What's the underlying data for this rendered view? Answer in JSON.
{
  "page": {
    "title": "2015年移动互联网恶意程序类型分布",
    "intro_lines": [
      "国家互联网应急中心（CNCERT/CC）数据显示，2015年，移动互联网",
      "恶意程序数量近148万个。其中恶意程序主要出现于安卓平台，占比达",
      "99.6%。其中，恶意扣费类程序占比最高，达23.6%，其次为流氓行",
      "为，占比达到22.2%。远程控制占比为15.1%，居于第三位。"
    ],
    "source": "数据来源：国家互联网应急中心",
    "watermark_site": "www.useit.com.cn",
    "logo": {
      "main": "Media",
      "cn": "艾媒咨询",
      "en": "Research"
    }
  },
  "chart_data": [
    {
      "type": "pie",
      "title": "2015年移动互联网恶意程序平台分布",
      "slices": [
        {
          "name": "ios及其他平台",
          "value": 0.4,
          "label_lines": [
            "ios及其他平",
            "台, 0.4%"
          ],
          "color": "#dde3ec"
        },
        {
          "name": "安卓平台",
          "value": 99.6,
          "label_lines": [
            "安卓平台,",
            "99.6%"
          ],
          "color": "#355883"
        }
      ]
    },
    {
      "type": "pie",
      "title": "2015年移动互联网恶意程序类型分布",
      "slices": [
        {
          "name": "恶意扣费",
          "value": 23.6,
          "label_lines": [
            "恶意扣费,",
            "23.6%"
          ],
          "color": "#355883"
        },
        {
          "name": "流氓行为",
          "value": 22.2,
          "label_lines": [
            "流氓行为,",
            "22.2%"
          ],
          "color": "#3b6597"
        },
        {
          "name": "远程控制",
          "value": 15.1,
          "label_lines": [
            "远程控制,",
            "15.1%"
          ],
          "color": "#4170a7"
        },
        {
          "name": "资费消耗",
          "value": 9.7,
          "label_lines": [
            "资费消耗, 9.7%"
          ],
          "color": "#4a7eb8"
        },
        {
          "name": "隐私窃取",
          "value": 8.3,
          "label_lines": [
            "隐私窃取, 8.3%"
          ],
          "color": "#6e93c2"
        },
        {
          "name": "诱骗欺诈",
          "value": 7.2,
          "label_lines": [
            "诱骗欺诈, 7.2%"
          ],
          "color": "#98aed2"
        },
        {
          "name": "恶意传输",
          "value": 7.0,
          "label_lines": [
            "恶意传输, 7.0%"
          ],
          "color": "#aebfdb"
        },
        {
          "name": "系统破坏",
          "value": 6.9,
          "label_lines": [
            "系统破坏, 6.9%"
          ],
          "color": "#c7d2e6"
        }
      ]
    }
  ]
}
..........
> [To be done]
Gather up the lines containing the word "国家互联网应急中心" from these records and copy them.

> [Finished task]
      "国家互联网应急中心（CNCERT/CC）数据显示，2015年，移动互联网",
    "source": "数据来源：国家互联网应急中心",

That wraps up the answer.